* **Entries supplied**:
= = = = =

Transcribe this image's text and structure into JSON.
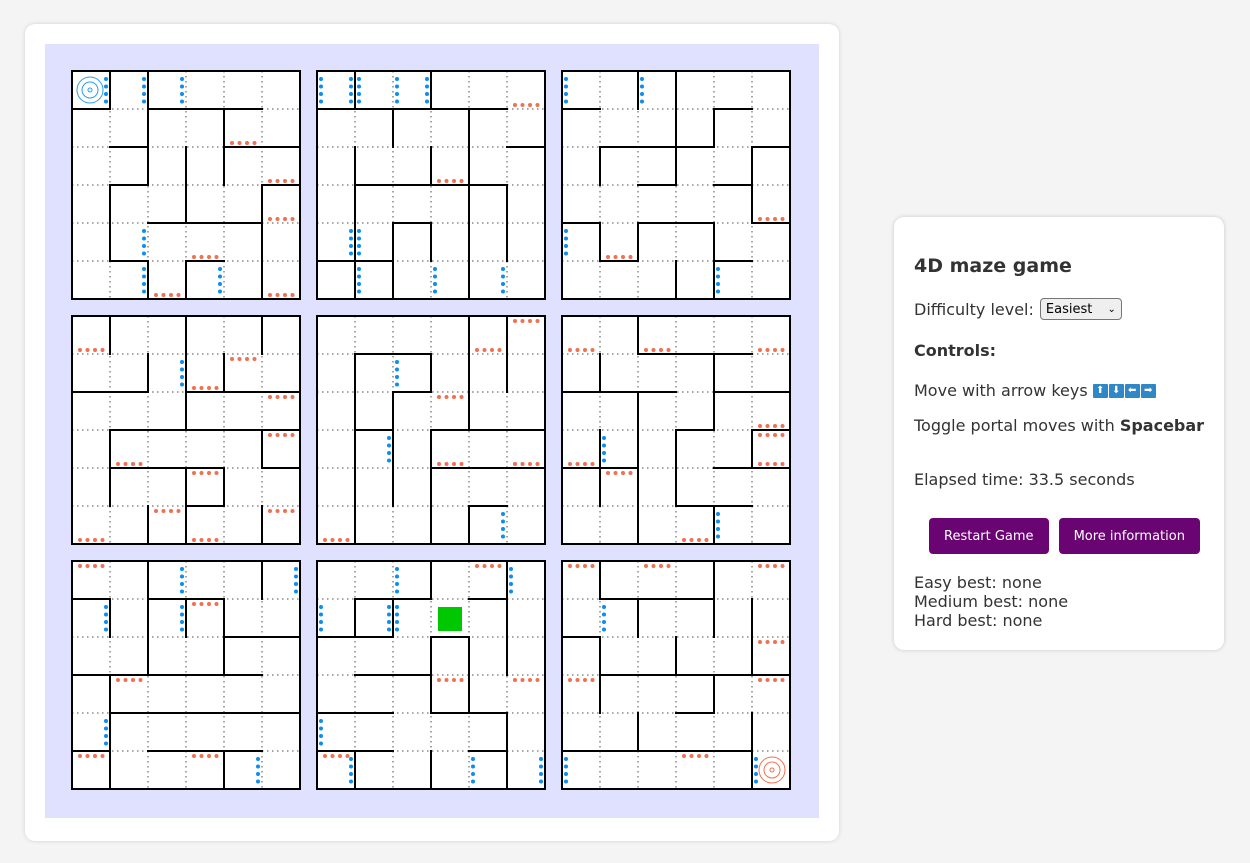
{
  "panel": {
    "title": "4D maze game",
    "difficulty_label": "Difficulty level:",
    "difficulty_value": "Easiest",
    "controls_heading": "Controls:",
    "move_text": "Move with arrow keys",
    "arrow_keys": [
      "up-arrow",
      "down-arrow",
      "left-arrow",
      "right-arrow"
    ],
    "arrow_glyphs": [
      "⬆",
      "⬇",
      "⬅",
      "➡"
    ],
    "portal_text": "Toggle portal moves with",
    "portal_key": "Spacebar",
    "elapsed_text": "Elapsed time: 33.5 seconds",
    "restart_label": "Restart Game",
    "info_label": "More information",
    "best_scores": [
      "Easy best: none",
      "Medium best: none",
      "Hard best: none"
    ]
  },
  "colors": {
    "board_bg": "#e0e0ff",
    "wall": "#000000",
    "blue_portal": "#0a8ef0",
    "orange_portal": "#f07050",
    "player": "#00c800",
    "start_marker": "#2a9df4",
    "goal_marker": "#f07050",
    "button": "#6a0472"
  },
  "maze": {
    "grid_size": 6,
    "player": {
      "maze": 7,
      "col": 3,
      "row": 1
    },
    "start": {
      "maze": 0,
      "col": 0,
      "row": 0
    },
    "goal": {
      "maze": 8,
      "col": 5,
      "row": 5
    },
    "mazes": [
      {
        "h": [
          [
            1,
            0,
            1
          ],
          [
            1,
            2,
            5
          ],
          [
            2,
            1,
            2
          ],
          [
            2,
            4,
            6
          ],
          [
            3,
            1,
            2
          ],
          [
            3,
            5,
            6
          ],
          [
            4,
            2,
            5
          ],
          [
            5,
            1,
            2
          ],
          [
            5,
            3,
            4
          ]
        ],
        "v": [
          [
            1,
            0,
            1
          ],
          [
            1,
            3,
            5
          ],
          [
            2,
            0,
            3
          ],
          [
            2,
            5,
            6
          ],
          [
            3,
            2,
            4
          ],
          [
            3,
            5,
            6
          ],
          [
            4,
            1,
            3
          ],
          [
            5,
            3,
            6
          ]
        ],
        "blue": [
          [
            0,
            0,
            "r"
          ],
          [
            1,
            0,
            "r"
          ],
          [
            2,
            0,
            "r"
          ],
          [
            1,
            4,
            "r"
          ],
          [
            1,
            5,
            "r"
          ],
          [
            3,
            5,
            "r"
          ]
        ],
        "orange": [
          [
            4,
            1,
            "b"
          ],
          [
            5,
            2,
            "b"
          ],
          [
            5,
            3,
            "b"
          ],
          [
            3,
            4,
            "b"
          ],
          [
            2,
            5,
            "b"
          ],
          [
            5,
            5,
            "b"
          ]
        ]
      },
      {
        "h": [
          [
            1,
            0,
            5
          ],
          [
            2,
            5,
            6
          ],
          [
            3,
            1,
            5
          ],
          [
            4,
            2,
            3
          ],
          [
            5,
            0,
            2
          ]
        ],
        "v": [
          [
            1,
            0,
            1
          ],
          [
            1,
            2,
            6
          ],
          [
            2,
            1,
            2
          ],
          [
            2,
            4,
            6
          ],
          [
            3,
            0,
            1
          ],
          [
            3,
            2,
            3
          ],
          [
            3,
            4,
            5
          ],
          [
            4,
            1,
            6
          ],
          [
            5,
            3,
            5
          ]
        ],
        "blue": [
          [
            0,
            0,
            "l"
          ],
          [
            0,
            0,
            "r"
          ],
          [
            1,
            0,
            "l"
          ],
          [
            2,
            0,
            "l"
          ],
          [
            2,
            0,
            "r"
          ],
          [
            0,
            4,
            "r"
          ],
          [
            1,
            4,
            "l"
          ],
          [
            1,
            5,
            "l"
          ],
          [
            3,
            5,
            "l"
          ],
          [
            4,
            5,
            "r"
          ]
        ],
        "orange": [
          [
            5,
            0,
            "b"
          ],
          [
            3,
            2,
            "b"
          ]
        ]
      },
      {
        "h": [
          [
            1,
            0,
            1
          ],
          [
            1,
            4,
            5
          ],
          [
            2,
            1,
            4
          ],
          [
            2,
            5,
            6
          ],
          [
            3,
            2,
            3
          ],
          [
            3,
            4,
            5
          ],
          [
            4,
            0,
            1
          ],
          [
            4,
            2,
            4
          ],
          [
            4,
            5,
            6
          ],
          [
            5,
            1,
            2
          ],
          [
            5,
            4,
            5
          ]
        ],
        "v": [
          [
            1,
            2,
            3
          ],
          [
            1,
            4,
            5
          ],
          [
            2,
            0,
            1
          ],
          [
            2,
            4,
            5
          ],
          [
            3,
            0,
            3
          ],
          [
            3,
            5,
            6
          ],
          [
            4,
            1,
            2
          ],
          [
            4,
            4,
            6
          ],
          [
            5,
            2,
            4
          ]
        ],
        "blue": [
          [
            0,
            0,
            "l"
          ],
          [
            2,
            0,
            "l"
          ],
          [
            0,
            4,
            "l"
          ],
          [
            4,
            5,
            "l"
          ]
        ],
        "orange": [
          [
            5,
            3,
            "b"
          ],
          [
            1,
            4,
            "b"
          ]
        ]
      },
      {
        "h": [
          [
            2,
            0,
            2
          ],
          [
            2,
            3,
            6
          ],
          [
            3,
            1,
            6
          ],
          [
            4,
            1,
            4
          ],
          [
            4,
            5,
            6
          ],
          [
            5,
            3,
            4
          ]
        ],
        "v": [
          [
            1,
            0,
            1
          ],
          [
            1,
            3,
            5
          ],
          [
            2,
            1,
            2
          ],
          [
            2,
            5,
            6
          ],
          [
            3,
            0,
            3
          ],
          [
            3,
            4,
            6
          ],
          [
            4,
            1,
            2
          ],
          [
            4,
            4,
            5
          ],
          [
            5,
            0,
            1
          ],
          [
            5,
            3,
            4
          ],
          [
            5,
            5,
            6
          ]
        ],
        "blue": [
          [
            2,
            1,
            "r"
          ]
        ],
        "orange": [
          [
            0,
            0,
            "b"
          ],
          [
            4,
            1,
            "t"
          ],
          [
            3,
            1,
            "b"
          ],
          [
            5,
            2,
            "t"
          ],
          [
            5,
            3,
            "t"
          ],
          [
            1,
            3,
            "b"
          ],
          [
            3,
            4,
            "t"
          ],
          [
            2,
            5,
            "t"
          ],
          [
            5,
            5,
            "t"
          ],
          [
            0,
            5,
            "b"
          ],
          [
            3,
            5,
            "b"
          ]
        ]
      },
      {
        "h": [
          [
            1,
            1,
            3
          ],
          [
            2,
            2,
            3
          ],
          [
            3,
            1,
            2
          ],
          [
            3,
            3,
            6
          ],
          [
            4,
            3,
            6
          ],
          [
            5,
            4,
            5
          ]
        ],
        "v": [
          [
            1,
            1,
            6
          ],
          [
            2,
            2,
            5
          ],
          [
            3,
            1,
            2
          ],
          [
            3,
            3,
            6
          ],
          [
            4,
            0,
            3
          ],
          [
            4,
            5,
            6
          ],
          [
            5,
            0,
            2
          ]
        ],
        "blue": [
          [
            2,
            1,
            "l"
          ],
          [
            1,
            3,
            "r"
          ],
          [
            4,
            5,
            "r"
          ]
        ],
        "orange": [
          [
            5,
            0,
            "t"
          ],
          [
            4,
            0,
            "b"
          ],
          [
            3,
            2,
            "t"
          ],
          [
            3,
            3,
            "b"
          ],
          [
            5,
            3,
            "b"
          ],
          [
            0,
            5,
            "b"
          ]
        ]
      },
      {
        "h": [
          [
            1,
            2,
            5
          ],
          [
            2,
            0,
            3
          ],
          [
            2,
            4,
            6
          ],
          [
            3,
            3,
            4
          ],
          [
            3,
            5,
            6
          ],
          [
            4,
            0,
            2
          ],
          [
            4,
            4,
            6
          ],
          [
            5,
            3,
            5
          ]
        ],
        "v": [
          [
            1,
            1,
            2
          ],
          [
            1,
            3,
            5
          ],
          [
            2,
            0,
            1
          ],
          [
            2,
            2,
            6
          ],
          [
            3,
            3,
            5
          ],
          [
            4,
            1,
            3
          ],
          [
            4,
            5,
            6
          ],
          [
            5,
            3,
            4
          ]
        ],
        "blue": [
          [
            1,
            3,
            "l"
          ],
          [
            4,
            5,
            "l"
          ]
        ],
        "orange": [
          [
            0,
            0,
            "b"
          ],
          [
            2,
            0,
            "b"
          ],
          [
            5,
            0,
            "b"
          ],
          [
            5,
            2,
            "b"
          ],
          [
            5,
            3,
            "t"
          ],
          [
            5,
            3,
            "b"
          ],
          [
            0,
            3,
            "b"
          ],
          [
            1,
            4,
            "t"
          ],
          [
            3,
            5,
            "b"
          ]
        ]
      },
      {
        "h": [
          [
            1,
            0,
            1
          ],
          [
            1,
            2,
            4
          ],
          [
            2,
            4,
            6
          ],
          [
            3,
            0,
            5
          ],
          [
            4,
            1,
            6
          ],
          [
            5,
            0,
            1
          ],
          [
            5,
            2,
            5
          ]
        ],
        "v": [
          [
            1,
            1,
            2
          ],
          [
            1,
            3,
            6
          ],
          [
            2,
            0,
            3
          ],
          [
            3,
            1,
            2
          ],
          [
            4,
            1,
            3
          ],
          [
            4,
            5,
            6
          ],
          [
            5,
            0,
            1
          ]
        ],
        "blue": [
          [
            2,
            0,
            "r"
          ],
          [
            5,
            0,
            "r"
          ],
          [
            0,
            1,
            "r"
          ],
          [
            2,
            1,
            "r"
          ],
          [
            0,
            4,
            "r"
          ],
          [
            4,
            5,
            "r"
          ]
        ],
        "orange": [
          [
            0,
            0,
            "t"
          ],
          [
            3,
            1,
            "t"
          ],
          [
            1,
            3,
            "t"
          ],
          [
            0,
            5,
            "t"
          ],
          [
            3,
            5,
            "t"
          ]
        ]
      },
      {
        "h": [
          [
            1,
            1,
            3
          ],
          [
            1,
            4,
            5
          ],
          [
            2,
            0,
            2
          ],
          [
            2,
            3,
            4
          ],
          [
            3,
            1,
            3
          ],
          [
            4,
            0,
            2
          ],
          [
            4,
            3,
            5
          ],
          [
            5,
            0,
            2
          ],
          [
            5,
            4,
            5
          ]
        ],
        "v": [
          [
            1,
            1,
            2
          ],
          [
            1,
            5,
            6
          ],
          [
            2,
            1,
            2
          ],
          [
            3,
            0,
            1
          ],
          [
            3,
            2,
            4
          ],
          [
            3,
            5,
            6
          ],
          [
            4,
            2,
            4
          ],
          [
            5,
            0,
            3
          ],
          [
            5,
            4,
            6
          ]
        ],
        "blue": [
          [
            2,
            0,
            "l"
          ],
          [
            5,
            0,
            "l"
          ],
          [
            0,
            1,
            "l"
          ],
          [
            1,
            1,
            "r"
          ],
          [
            2,
            1,
            "l"
          ],
          [
            0,
            4,
            "l"
          ],
          [
            0,
            5,
            "r"
          ],
          [
            4,
            5,
            "l"
          ],
          [
            5,
            5,
            "r"
          ]
        ],
        "orange": [
          [
            4,
            0,
            "t"
          ],
          [
            3,
            3,
            "t"
          ],
          [
            5,
            3,
            "t"
          ],
          [
            0,
            5,
            "t"
          ]
        ]
      },
      {
        "h": [
          [
            1,
            1,
            4
          ],
          [
            2,
            0,
            1
          ],
          [
            3,
            1,
            6
          ],
          [
            4,
            3,
            4
          ],
          [
            5,
            0,
            5
          ]
        ],
        "v": [
          [
            1,
            0,
            1
          ],
          [
            1,
            2,
            4
          ],
          [
            2,
            1,
            2
          ],
          [
            2,
            4,
            5
          ],
          [
            3,
            2,
            3
          ],
          [
            4,
            0,
            2
          ],
          [
            4,
            3,
            4
          ],
          [
            5,
            1,
            3
          ],
          [
            5,
            4,
            6
          ]
        ],
        "blue": [
          [
            1,
            1,
            "l"
          ],
          [
            0,
            5,
            "l"
          ],
          [
            5,
            5,
            "l"
          ]
        ],
        "orange": [
          [
            0,
            0,
            "t"
          ],
          [
            2,
            0,
            "t"
          ],
          [
            5,
            0,
            "t"
          ],
          [
            5,
            2,
            "t"
          ],
          [
            0,
            3,
            "t"
          ],
          [
            5,
            3,
            "t"
          ],
          [
            3,
            5,
            "t"
          ]
        ]
      }
    ]
  }
}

= = = = =

* **Task description**: Give the number of lines containing the word "with". No other answer is needed.

* **Solution below**: 2